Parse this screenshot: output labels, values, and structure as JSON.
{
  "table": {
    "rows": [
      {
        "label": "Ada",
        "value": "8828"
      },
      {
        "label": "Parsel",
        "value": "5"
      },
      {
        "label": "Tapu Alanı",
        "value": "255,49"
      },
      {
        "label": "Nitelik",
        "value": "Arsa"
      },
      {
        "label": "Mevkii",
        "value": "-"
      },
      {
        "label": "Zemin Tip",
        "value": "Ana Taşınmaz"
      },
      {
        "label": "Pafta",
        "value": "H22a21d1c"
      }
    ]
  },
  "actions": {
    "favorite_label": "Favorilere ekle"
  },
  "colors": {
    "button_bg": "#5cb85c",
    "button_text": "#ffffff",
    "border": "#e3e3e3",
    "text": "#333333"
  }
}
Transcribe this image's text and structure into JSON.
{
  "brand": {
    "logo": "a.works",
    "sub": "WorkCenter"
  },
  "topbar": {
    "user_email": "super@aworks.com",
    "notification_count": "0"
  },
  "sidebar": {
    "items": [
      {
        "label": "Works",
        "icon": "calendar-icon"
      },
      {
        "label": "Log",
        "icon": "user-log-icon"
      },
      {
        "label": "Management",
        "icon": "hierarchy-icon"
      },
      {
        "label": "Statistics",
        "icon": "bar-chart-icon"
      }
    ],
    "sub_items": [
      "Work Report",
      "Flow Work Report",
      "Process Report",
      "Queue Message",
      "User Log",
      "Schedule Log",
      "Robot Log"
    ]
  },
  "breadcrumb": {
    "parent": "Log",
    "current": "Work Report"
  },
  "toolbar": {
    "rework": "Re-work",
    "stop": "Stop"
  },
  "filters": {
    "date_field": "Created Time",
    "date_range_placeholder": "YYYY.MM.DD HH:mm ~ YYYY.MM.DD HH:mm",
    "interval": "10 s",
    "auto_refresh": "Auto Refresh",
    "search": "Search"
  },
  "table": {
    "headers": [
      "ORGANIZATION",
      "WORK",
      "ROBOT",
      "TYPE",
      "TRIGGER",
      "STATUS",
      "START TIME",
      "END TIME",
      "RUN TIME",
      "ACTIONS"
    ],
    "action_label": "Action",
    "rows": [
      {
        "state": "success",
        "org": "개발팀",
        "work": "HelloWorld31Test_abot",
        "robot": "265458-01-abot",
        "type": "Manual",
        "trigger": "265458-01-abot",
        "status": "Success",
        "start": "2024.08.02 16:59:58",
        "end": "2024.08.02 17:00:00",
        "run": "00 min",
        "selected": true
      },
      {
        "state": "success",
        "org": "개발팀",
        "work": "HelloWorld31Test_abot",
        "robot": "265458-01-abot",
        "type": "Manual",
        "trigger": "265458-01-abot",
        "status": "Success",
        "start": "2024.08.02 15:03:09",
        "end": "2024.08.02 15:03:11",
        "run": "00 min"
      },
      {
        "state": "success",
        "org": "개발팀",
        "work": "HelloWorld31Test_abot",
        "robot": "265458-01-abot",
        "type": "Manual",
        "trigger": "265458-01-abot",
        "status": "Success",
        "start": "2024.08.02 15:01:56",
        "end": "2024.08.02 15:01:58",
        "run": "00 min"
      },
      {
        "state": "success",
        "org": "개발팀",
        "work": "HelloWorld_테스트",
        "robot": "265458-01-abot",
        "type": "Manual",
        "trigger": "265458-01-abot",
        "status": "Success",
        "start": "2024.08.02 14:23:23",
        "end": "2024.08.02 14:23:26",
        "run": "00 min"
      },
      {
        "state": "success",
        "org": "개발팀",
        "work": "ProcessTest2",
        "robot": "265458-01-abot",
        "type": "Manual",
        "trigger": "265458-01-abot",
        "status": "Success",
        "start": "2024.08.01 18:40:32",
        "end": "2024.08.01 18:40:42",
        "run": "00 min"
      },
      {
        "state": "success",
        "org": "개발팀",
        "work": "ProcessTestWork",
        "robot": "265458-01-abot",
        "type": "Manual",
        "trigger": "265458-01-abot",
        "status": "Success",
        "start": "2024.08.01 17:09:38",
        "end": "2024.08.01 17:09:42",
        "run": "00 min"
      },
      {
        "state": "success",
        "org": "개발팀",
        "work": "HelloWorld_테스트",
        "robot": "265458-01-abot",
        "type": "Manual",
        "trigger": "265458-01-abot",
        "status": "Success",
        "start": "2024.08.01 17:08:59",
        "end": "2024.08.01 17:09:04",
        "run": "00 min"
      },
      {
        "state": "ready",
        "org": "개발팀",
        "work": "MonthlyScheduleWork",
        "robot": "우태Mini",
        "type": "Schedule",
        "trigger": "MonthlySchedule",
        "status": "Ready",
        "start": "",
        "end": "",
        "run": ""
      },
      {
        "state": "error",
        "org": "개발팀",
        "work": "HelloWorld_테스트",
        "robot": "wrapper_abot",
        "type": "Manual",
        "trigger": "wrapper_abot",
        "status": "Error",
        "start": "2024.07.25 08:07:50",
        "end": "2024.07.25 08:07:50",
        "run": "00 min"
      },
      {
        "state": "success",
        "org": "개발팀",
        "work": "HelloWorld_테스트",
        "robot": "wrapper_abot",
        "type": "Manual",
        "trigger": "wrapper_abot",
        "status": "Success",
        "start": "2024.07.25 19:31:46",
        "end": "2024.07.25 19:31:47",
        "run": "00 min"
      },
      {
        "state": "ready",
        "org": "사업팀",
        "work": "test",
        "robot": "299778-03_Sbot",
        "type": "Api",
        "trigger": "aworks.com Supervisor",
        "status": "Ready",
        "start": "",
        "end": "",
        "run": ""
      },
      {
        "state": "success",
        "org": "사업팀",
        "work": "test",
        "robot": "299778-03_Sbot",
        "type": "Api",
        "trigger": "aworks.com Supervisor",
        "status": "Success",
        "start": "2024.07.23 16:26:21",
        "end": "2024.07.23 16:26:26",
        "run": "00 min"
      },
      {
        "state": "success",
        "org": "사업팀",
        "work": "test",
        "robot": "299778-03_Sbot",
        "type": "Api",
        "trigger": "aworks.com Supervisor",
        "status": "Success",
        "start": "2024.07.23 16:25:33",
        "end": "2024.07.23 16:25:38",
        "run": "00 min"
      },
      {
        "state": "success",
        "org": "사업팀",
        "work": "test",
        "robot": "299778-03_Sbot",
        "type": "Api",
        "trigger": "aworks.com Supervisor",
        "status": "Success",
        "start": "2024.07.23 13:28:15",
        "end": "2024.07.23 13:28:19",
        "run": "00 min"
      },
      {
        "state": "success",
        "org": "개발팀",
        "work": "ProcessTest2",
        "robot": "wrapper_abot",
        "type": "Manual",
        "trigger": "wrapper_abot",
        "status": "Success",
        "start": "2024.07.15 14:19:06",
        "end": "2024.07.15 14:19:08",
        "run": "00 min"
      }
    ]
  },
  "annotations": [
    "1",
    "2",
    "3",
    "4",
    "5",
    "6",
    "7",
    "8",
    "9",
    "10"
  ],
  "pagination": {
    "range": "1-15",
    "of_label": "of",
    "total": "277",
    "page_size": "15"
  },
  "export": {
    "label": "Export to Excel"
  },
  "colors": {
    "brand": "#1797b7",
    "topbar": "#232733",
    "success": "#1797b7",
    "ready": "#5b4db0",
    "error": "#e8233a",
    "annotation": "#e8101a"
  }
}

• • • • •

=== Written problem ===
From the listing above, reproduce all the lines exactly.

=== Exercise output ===
Parse this screenshot: output labels, values, and structure as JSON.
{
  "table": {
    "rows": [
      {
        "label": "Ada",
        "value": "8828"
      },
      {
        "label": "Parsel",
        "value": "5"
      },
      {
        "label": "Tapu Alanı",
        "value": "255,49"
      },
      {
        "label": "Nitelik",
        "value": "Arsa"
      },
      {
        "label": "Mevkii",
        "value": "-"
      },
      {
        "label": "Zemin Tip",
        "value": "Ana Taşınmaz"
      },
      {
        "label": "Pafta",
        "value": "H22a21d1c"
      }
    ]
  },
  "actions": {
    "favorite_label": "Favorilere ekle"
  },
  "colors": {
    "button_bg": "#5cb85c",
    "button_text": "#ffffff",
    "border": "#e3e3e3",
    "text": "#333333"
  }
}
Transcribe this image's text and structure into JSON.
{
  "brand": {
    "logo": "a.works",
    "sub": "WorkCenter"
  },
  "topbar": {
    "user_email": "super@aworks.com",
    "notification_count": "0"
  },
  "sidebar": {
    "items": [
      {
        "label": "Works",
        "icon": "calendar-icon"
      },
      {
        "label": "Log",
        "icon": "user-log-icon"
      },
      {
        "label": "Management",
        "icon": "hierarchy-icon"
      },
      {
        "label": "Statistics",
        "icon": "bar-chart-icon"
      }
    ],
    "sub_items": [
      "Work Report",
      "Flow Work Report",
      "Process Report",
      "Queue Message",
      "User Log",
      "Schedule Log",
      "Robot Log"
    ]
  },
  "breadcrumb": {
    "parent": "Log",
    "current": "Work Report"
  },
  "toolbar": {
    "rework": "Re-work",
    "stop": "Stop"
  },
  "filters": {
    "date_field": "Created Time",
    "date_range_placeholder": "YYYY.MM.DD HH:mm ~ YYYY.MM.DD HH:mm",
    "interval": "10 s",
    "auto_refresh": "Auto Refresh",
    "search": "Search"
  },
  "table": {
    "headers": [
      "ORGANIZATION",
      "WORK",
      "ROBOT",
      "TYPE",
      "TRIGGER",
      "STATUS",
      "START TIME",
      "END TIME",
      "RUN TIME",
      "ACTIONS"
    ],
    "action_label": "Action",
    "rows": [
      {
        "state": "success",
        "org": "개발팀",
        "work": "HelloWorld31Test_abot",
        "robot": "265458-01-abot",
        "type": "Manual",
        "trigger": "265458-01-abot",
        "status": "Success",
        "start": "2024.08.02 16:59:58",
        "end": "2024.08.02 17:00:00",
        "run": "00 min",
        "selected": true
      },
      {
        "state": "success",
        "org": "개발팀",
        "work": "HelloWorld31Test_abot",
        "robot": "265458-01-abot",
        "type": "Manual",
        "trigger": "265458-01-abot",
        "status": "Success",
        "start": "2024.08.02 15:03:09",
        "end": "2024.08.02 15:03:11",
        "run": "00 min"
      },
      {
        "state": "success",
        "org": "개발팀",
        "work": "HelloWorld31Test_abot",
        "robot": "265458-01-abot",
        "type": "Manual",
        "trigger": "265458-01-abot",
        "status": "Success",
        "start": "2024.08.02 15:01:56",
        "end": "2024.08.02 15:01:58",
        "run": "00 min"
      },
      {
        "state": "success",
        "org": "개발팀",
        "work": "HelloWorld_테스트",
        "robot": "265458-01-abot",
        "type": "Manual",
        "trigger": "265458-01-abot",
        "status": "Success",
        "start": "2024.08.02 14:23:23",
        "end": "2024.08.02 14:23:26",
        "run": "00 min"
      },
      {
        "state": "success",
        "org": "개발팀",
        "work": "ProcessTest2",
        "robot": "265458-01-abot",
        "type": "Manual",
        "trigger": "265458-01-abot",
        "status": "Success",
        "start": "2024.08.01 18:40:32",
        "end": "2024.08.01 18:40:42",
        "run": "00 min"
      },
      {
        "state": "success",
        "org": "개발팀",
        "work": "ProcessTestWork",
        "robot": "265458-01-abot",
        "type": "Manual",
        "trigger": "265458-01-abot",
        "status": "Success",
        "start": "2024.08.01 17:09:38",
        "end": "2024.08.01 17:09:42",
        "run": "00 min"
      },
      {
        "state": "success",
        "org": "개발팀",
        "work": "HelloWorld_테스트",
        "robot": "265458-01-abot",
        "type": "Manual",
        "trigger": "265458-01-abot",
        "status": "Success",
        "start": "2024.08.01 17:08:59",
        "end": "2024.08.01 17:09:04",
        "run": "00 min"
      },
      {
        "state": "ready",
        "org": "개발팀",
        "work": "MonthlyScheduleWork",
        "robot": "우태Mini",
        "type": "Schedule",
        "trigger": "MonthlySchedule",
        "status": "Ready",
        "start": "",
        "end": "",
        "run": ""
      },
      {
        "state": "error",
        "org": "개발팀",
        "work": "HelloWorld_테스트",
        "robot": "wrapper_abot",
        "type": "Manual",
        "trigger": "wrapper_abot",
        "status": "Error",
        "start": "2024.07.25 08:07:50",
        "end": "2024.07.25 08:07:50",
        "run": "00 min"
      },
      {
        "state": "success",
        "org": "개발팀",
        "work": "HelloWorld_테스트",
        "robot": "wrapper_abot",
        "type": "Manual",
        "trigger": "wrapper_abot",
        "status": "Success",
        "start": "2024.07.25 19:31:46",
        "end": "2024.07.25 19:31:47",
        "run": "00 min"
      },
      {
        "state": "ready",
        "org": "사업팀",
        "work": "test",
        "robot": "299778-03_Sbot",
        "type": "Api",
        "trigger": "aworks.com Supervisor",
        "status": "Ready",
        "start": "",
        "end": "",
        "run": ""
      },
      {
        "state": "success",
        "org": "사업팀",
        "work": "test",
        "robot": "299778-03_Sbot",
        "type": "Api",
        "trigger": "aworks.com Supervisor",
        "status": "Success",
        "start": "2024.07.23 16:26:21",
        "end": "2024.07.23 16:26:26",
        "run": "00 min"
      },
      {
        "state": "success",
        "org": "사업팀",
        "work": "test",
        "robot": "299778-03_Sbot",
        "type": "Api",
        "trigger": "aworks.com Supervisor",
        "status": "Success",
        "start": "2024.07.23 16:25:33",
        "end": "2024.07.23 16:25:38",
        "run": "00 min"
      },
      {
        "state": "success",
        "org": "사업팀",
        "work": "test",
        "robot": "299778-03_Sbot",
        "type": "Api",
        "trigger": "aworks.com Supervisor",
        "status": "Success",
        "start": "2024.07.23 13:28:15",
        "end": "2024.07.23 13:28:19",
        "run": "00 min"
      },
      {
        "state": "success",
        "org": "개발팀",
        "work": "ProcessTest2",
        "robot": "wrapper_abot",
        "type": "Manual",
        "trigger": "wrapper_abot",
        "status": "Success",
        "start": "2024.07.15 14:19:06",
        "end": "2024.07.15 14:19:08",
        "run": "00 min"
      }
    ]
  },
  "annotations": [
    "1",
    "2",
    "3",
    "4",
    "5",
    "6",
    "7",
    "8",
    "9",
    "10"
  ],
  "pagination": {
    "range": "1-15",
    "of_label": "of",
    "total": "277",
    "page_size": "15"
  },
  "export": {
    "label": "Export to Excel"
  },
  "colors": {
    "brand": "#1797b7",
    "topbar": "#232733",
    "success": "#1797b7",
    "ready": "#5b4db0",
    "error": "#e8233a",
    "annotation": "#e8101a"
  }
}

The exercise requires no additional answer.